*RECORDS PROVIDED:*
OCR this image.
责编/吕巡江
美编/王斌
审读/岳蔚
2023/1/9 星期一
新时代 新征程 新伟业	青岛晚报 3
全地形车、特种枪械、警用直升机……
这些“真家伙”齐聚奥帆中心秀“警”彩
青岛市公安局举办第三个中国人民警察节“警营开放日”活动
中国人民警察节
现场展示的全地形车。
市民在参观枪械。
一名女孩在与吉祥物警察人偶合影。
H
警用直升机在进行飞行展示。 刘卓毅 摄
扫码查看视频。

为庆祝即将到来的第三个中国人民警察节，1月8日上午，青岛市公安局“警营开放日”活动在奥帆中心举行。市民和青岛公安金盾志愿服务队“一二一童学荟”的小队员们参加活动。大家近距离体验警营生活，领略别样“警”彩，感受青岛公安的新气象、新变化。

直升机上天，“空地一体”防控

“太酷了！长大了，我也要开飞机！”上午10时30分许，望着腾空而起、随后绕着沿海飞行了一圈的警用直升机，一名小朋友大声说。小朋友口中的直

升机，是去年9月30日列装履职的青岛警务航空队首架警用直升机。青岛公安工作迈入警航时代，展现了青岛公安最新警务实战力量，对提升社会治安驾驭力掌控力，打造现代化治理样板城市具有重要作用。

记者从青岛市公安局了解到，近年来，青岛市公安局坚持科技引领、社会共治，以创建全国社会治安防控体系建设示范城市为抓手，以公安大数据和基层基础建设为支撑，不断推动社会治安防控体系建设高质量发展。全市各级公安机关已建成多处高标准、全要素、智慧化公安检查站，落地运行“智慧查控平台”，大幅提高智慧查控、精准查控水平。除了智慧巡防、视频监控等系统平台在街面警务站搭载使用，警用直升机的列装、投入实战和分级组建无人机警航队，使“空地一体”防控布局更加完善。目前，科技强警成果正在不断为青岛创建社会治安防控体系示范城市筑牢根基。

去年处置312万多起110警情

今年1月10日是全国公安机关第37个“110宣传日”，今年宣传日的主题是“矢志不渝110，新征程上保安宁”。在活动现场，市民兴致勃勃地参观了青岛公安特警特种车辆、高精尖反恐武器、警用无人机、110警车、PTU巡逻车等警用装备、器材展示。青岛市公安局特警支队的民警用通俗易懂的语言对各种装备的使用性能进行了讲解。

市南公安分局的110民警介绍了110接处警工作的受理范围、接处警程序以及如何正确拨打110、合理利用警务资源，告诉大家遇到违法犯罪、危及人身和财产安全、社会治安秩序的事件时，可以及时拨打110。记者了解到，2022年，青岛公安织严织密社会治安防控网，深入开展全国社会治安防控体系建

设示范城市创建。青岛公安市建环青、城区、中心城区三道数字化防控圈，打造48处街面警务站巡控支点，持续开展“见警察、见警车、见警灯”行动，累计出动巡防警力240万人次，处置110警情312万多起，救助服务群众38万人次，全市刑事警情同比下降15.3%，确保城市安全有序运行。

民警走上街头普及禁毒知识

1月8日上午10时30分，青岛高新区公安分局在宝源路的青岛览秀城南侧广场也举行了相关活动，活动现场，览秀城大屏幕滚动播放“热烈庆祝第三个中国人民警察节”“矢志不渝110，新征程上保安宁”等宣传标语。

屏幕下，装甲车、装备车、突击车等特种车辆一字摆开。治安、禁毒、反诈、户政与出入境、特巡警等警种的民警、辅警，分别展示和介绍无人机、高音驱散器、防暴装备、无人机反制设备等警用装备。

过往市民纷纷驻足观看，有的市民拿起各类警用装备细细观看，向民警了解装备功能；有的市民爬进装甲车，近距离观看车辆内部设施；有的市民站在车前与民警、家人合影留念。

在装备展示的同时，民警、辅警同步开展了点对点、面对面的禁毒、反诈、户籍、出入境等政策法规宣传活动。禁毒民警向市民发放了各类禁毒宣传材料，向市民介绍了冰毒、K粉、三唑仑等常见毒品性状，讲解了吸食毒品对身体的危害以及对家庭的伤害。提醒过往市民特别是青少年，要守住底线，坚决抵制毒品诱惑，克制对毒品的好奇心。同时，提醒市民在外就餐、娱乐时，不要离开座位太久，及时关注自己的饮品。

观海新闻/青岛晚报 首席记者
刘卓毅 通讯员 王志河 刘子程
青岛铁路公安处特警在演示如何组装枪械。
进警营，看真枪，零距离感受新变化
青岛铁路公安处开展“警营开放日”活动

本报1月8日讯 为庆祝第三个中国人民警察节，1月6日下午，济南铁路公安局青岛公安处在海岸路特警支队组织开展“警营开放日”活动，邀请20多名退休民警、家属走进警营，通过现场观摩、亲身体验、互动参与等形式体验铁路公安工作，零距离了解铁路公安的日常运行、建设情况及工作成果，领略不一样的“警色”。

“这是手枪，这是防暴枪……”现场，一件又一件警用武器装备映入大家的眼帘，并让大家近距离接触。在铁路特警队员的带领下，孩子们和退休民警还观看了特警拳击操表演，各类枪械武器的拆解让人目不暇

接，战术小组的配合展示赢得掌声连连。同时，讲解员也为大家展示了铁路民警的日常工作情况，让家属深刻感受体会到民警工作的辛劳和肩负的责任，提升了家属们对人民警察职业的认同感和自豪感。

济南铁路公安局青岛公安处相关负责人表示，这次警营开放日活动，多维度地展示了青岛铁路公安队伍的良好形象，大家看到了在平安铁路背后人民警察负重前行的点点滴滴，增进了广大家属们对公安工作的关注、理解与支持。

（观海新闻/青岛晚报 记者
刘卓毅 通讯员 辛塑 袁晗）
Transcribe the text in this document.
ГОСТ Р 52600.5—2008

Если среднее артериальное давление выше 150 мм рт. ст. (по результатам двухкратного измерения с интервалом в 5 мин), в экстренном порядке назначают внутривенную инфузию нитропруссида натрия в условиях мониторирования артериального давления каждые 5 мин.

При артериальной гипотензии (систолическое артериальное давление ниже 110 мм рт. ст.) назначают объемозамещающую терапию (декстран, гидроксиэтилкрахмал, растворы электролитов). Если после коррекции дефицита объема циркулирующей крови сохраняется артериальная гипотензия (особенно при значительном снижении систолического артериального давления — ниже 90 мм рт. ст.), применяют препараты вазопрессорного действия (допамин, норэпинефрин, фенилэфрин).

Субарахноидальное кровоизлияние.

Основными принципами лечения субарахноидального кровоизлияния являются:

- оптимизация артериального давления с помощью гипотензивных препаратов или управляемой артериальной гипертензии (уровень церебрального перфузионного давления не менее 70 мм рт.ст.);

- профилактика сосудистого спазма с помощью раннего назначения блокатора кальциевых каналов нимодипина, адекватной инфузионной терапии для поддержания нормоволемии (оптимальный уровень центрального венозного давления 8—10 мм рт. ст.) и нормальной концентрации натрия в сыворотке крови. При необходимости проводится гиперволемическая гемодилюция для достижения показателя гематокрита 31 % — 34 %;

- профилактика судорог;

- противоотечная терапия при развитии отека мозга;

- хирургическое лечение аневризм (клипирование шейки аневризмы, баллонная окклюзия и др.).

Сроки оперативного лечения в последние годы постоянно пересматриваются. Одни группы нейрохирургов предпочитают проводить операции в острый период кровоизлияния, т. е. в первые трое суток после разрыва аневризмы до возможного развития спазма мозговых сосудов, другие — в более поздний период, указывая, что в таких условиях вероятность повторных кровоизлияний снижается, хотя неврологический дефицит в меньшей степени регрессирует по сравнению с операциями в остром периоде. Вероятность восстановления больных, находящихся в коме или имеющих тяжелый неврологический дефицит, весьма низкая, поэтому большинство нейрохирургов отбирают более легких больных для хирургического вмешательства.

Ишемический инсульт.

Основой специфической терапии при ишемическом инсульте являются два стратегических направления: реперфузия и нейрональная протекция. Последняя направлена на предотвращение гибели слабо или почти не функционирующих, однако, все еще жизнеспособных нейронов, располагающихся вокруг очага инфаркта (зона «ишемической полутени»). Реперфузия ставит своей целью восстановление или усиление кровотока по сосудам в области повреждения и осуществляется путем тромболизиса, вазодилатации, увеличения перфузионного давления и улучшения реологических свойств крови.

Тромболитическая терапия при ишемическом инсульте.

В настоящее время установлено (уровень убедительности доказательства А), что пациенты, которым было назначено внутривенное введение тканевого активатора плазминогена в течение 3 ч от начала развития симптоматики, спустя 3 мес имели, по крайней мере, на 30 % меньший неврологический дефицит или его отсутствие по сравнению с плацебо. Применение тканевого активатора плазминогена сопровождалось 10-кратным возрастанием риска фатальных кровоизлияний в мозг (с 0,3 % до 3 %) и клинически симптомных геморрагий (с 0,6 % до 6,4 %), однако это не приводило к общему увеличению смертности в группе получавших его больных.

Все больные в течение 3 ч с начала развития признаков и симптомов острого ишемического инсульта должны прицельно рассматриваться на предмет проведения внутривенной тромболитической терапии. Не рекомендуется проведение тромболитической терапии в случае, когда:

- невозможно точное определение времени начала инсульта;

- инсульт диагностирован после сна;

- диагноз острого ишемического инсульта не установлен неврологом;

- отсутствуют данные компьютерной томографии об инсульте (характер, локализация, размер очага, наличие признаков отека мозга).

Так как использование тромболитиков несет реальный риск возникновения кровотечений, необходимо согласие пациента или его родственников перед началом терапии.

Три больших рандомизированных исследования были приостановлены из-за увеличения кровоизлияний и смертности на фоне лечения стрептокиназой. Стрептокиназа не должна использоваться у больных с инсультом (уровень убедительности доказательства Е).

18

*WHAT NEEDS TO BE DONE:*
Look back over the material above and state how many lines hold the word "терапия". Write the number and nothing else.

*FINAL ANSWER:*
2